▶ **SUPPLIED MATERIAL**:
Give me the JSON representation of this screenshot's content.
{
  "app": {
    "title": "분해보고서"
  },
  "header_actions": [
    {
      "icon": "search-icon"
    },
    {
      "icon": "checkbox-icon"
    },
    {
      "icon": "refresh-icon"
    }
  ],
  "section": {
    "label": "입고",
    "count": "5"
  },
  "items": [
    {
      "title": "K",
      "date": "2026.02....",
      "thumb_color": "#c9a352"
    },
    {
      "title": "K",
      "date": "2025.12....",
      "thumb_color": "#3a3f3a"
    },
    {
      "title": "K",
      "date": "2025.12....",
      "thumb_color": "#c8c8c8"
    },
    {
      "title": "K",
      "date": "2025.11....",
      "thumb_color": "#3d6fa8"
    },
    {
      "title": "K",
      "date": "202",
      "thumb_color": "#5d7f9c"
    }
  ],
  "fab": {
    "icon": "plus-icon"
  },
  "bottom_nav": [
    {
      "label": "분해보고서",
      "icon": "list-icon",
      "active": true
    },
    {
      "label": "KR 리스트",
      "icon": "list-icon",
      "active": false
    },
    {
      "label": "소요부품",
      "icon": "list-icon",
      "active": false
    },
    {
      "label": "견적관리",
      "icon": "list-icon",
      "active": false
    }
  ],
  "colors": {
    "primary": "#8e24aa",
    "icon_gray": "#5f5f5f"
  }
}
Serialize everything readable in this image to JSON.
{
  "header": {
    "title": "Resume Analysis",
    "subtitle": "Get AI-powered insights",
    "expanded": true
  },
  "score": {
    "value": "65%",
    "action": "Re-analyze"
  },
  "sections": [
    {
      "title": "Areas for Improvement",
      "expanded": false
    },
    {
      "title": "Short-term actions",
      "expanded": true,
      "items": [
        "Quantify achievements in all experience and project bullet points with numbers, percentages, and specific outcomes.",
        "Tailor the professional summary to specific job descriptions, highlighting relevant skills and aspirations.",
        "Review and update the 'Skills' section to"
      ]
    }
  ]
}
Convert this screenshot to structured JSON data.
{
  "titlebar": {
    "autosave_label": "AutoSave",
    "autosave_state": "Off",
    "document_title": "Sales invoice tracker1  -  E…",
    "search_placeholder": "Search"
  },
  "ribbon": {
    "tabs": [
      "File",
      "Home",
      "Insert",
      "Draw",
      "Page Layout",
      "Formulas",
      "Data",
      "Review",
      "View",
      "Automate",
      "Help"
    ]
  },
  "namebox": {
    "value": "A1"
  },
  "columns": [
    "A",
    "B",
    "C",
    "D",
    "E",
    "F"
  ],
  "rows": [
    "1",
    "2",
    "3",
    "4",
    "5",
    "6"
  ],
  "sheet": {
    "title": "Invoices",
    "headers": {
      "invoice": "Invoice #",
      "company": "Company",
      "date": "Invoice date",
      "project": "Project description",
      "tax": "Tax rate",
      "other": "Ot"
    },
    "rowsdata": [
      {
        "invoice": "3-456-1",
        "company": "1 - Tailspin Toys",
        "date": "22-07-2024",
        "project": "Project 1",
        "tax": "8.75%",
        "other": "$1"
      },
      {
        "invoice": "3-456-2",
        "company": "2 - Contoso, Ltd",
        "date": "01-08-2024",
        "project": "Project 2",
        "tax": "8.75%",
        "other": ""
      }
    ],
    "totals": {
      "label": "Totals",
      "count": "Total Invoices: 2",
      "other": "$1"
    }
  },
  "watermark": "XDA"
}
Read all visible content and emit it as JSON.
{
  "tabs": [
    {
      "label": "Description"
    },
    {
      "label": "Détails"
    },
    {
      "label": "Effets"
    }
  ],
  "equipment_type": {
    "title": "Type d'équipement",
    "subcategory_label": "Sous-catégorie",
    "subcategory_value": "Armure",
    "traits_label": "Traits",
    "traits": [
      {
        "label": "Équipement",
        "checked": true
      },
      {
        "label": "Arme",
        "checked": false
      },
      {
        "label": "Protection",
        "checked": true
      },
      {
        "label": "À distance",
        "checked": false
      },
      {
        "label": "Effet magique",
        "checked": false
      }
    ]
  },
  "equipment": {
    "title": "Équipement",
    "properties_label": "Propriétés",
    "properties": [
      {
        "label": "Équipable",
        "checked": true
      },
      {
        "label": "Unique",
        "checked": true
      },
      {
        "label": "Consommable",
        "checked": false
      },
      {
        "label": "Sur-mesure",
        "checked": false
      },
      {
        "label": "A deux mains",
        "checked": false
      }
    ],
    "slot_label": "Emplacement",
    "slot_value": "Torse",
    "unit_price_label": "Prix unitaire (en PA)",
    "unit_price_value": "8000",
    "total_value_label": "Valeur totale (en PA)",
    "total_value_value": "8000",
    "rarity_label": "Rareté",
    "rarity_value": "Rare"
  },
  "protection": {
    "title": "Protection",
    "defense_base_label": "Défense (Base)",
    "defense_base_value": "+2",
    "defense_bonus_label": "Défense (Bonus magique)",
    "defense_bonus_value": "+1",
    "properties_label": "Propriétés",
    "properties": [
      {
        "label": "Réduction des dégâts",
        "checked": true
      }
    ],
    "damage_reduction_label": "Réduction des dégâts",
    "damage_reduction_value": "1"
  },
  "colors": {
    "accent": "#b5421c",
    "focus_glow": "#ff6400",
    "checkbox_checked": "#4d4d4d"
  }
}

▶ **EXERCISE BRIEF**:
Write every record out again, unaltered.

▶ **SOLUTION BELOW**:
Give me the JSON representation of this screenshot's content.
{
  "app": {
    "title": "분해보고서"
  },
  "header_actions": [
    {
      "icon": "search-icon"
    },
    {
      "icon": "checkbox-icon"
    },
    {
      "icon": "refresh-icon"
    }
  ],
  "section": {
    "label": "입고",
    "count": "5"
  },
  "items": [
    {
      "title": "K",
      "date": "2026.02....",
      "thumb_color": "#c9a352"
    },
    {
      "title": "K",
      "date": "2025.12....",
      "thumb_color": "#3a3f3a"
    },
    {
      "title": "K",
      "date": "2025.12....",
      "thumb_color": "#c8c8c8"
    },
    {
      "title": "K",
      "date": "2025.11....",
      "thumb_color": "#3d6fa8"
    },
    {
      "title": "K",
      "date": "202",
      "thumb_color": "#5d7f9c"
    }
  ],
  "fab": {
    "icon": "plus-icon"
  },
  "bottom_nav": [
    {
      "label": "분해보고서",
      "icon": "list-icon",
      "active": true
    },
    {
      "label": "KR 리스트",
      "icon": "list-icon",
      "active": false
    },
    {
      "label": "소요부품",
      "icon": "list-icon",
      "active": false
    },
    {
      "label": "견적관리",
      "icon": "list-icon",
      "active": false
    }
  ],
  "colors": {
    "primary": "#8e24aa",
    "icon_gray": "#5f5f5f"
  }
}
Serialize everything readable in this image to JSON.
{
  "header": {
    "title": "Resume Analysis",
    "subtitle": "Get AI-powered insights",
    "expanded": true
  },
  "score": {
    "value": "65%",
    "action": "Re-analyze"
  },
  "sections": [
    {
      "title": "Areas for Improvement",
      "expanded": false
    },
    {
      "title": "Short-term actions",
      "expanded": true,
      "items": [
        "Quantify achievements in all experience and project bullet points with numbers, percentages, and specific outcomes.",
        "Tailor the professional summary to specific job descriptions, highlighting relevant skills and aspirations.",
        "Review and update the 'Skills' section to"
      ]
    }
  ]
}
Convert this screenshot to structured JSON data.
{
  "titlebar": {
    "autosave_label": "AutoSave",
    "autosave_state": "Off",
    "document_title": "Sales invoice tracker1  -  E…",
    "search_placeholder": "Search"
  },
  "ribbon": {
    "tabs": [
      "File",
      "Home",
      "Insert",
      "Draw",
      "Page Layout",
      "Formulas",
      "Data",
      "Review",
      "View",
      "Automate",
      "Help"
    ]
  },
  "namebox": {
    "value": "A1"
  },
  "columns": [
    "A",
    "B",
    "C",
    "D",
    "E",
    "F"
  ],
  "rows": [
    "1",
    "2",
    "3",
    "4",
    "5",
    "6"
  ],
  "sheet": {
    "title": "Invoices",
    "headers": {
      "invoice": "Invoice #",
      "company": "Company",
      "date": "Invoice date",
      "project": "Project description",
      "tax": "Tax rate",
      "other": "Ot"
    },
    "rowsdata": [
      {
        "invoice": "3-456-1",
        "company": "1 - Tailspin Toys",
        "date": "22-07-2024",
        "project": "Project 1",
        "tax": "8.75%",
        "other": "$1"
      },
      {
        "invoice": "3-456-2",
        "company": "2 - Contoso, Ltd",
        "date": "01-08-2024",
        "project": "Project 2",
        "tax": "8.75%",
        "other": ""
      }
    ],
    "totals": {
      "label": "Totals",
      "count": "Total Invoices: 2",
      "other": "$1"
    }
  },
  "watermark": "XDA"
}
Read all visible content and emit it as JSON.
{
  "tabs": [
    {
      "label": "Description"
    },
    {
      "label": "Détails"
    },
    {
      "label": "Effets"
    }
  ],
  "equipment_type": {
    "title": "Type d'équipement",
    "subcategory_label": "Sous-catégorie",
    "subcategory_value": "Armure",
    "traits_label": "Traits",
    "traits": [
      {
        "label": "Équipement",
        "checked": true
      },
      {
        "label": "Arme",
        "checked": false
      },
      {
        "label": "Protection",
        "checked": true
      },
      {
        "label": "À distance",
        "checked": false
      },
      {
        "label": "Effet magique",
        "checked": false
      }
    ]
  },
  "equipment": {
    "title": "Équipement",
    "properties_label": "Propriétés",
    "properties": [
      {
        "label": "Équipable",
        "checked": true
      },
      {
        "label": "Unique",
        "checked": true
      },
      {
        "label": "Consommable",
        "checked": false
      },
      {
        "label": "Sur-mesure",
        "checked": false
      },
      {
        "label": "A deux mains",
        "checked": false
      }
    ],
    "slot_label": "Emplacement",
    "slot_value": "Torse",
    "unit_price_label": "Prix unitaire (en PA)",
    "unit_price_value": "8000",
    "total_value_label": "Valeur totale (en PA)",
    "total_value_value": "8000",
    "rarity_label": "Rareté",
    "rarity_value": "Rare"
  },
  "protection": {
    "title": "Protection",
    "defense_base_label": "Défense (Base)",
    "defense_base_value": "+2",
    "defense_bonus_label": "Défense (Bonus magique)",
    "defense_bonus_value": "+1",
    "properties_label": "Propriétés",
    "properties": [
      {
        "label": "Réduction des dégâts",
        "checked": true
      }
    ],
    "damage_reduction_label": "Réduction des dégâts",
    "damage_reduction_value": "1"
  },
  "colors": {
    "accent": "#b5421c",
    "focus_glow": "#ff6400",
    "checkbox_checked": "#4d4d4d"
  }
}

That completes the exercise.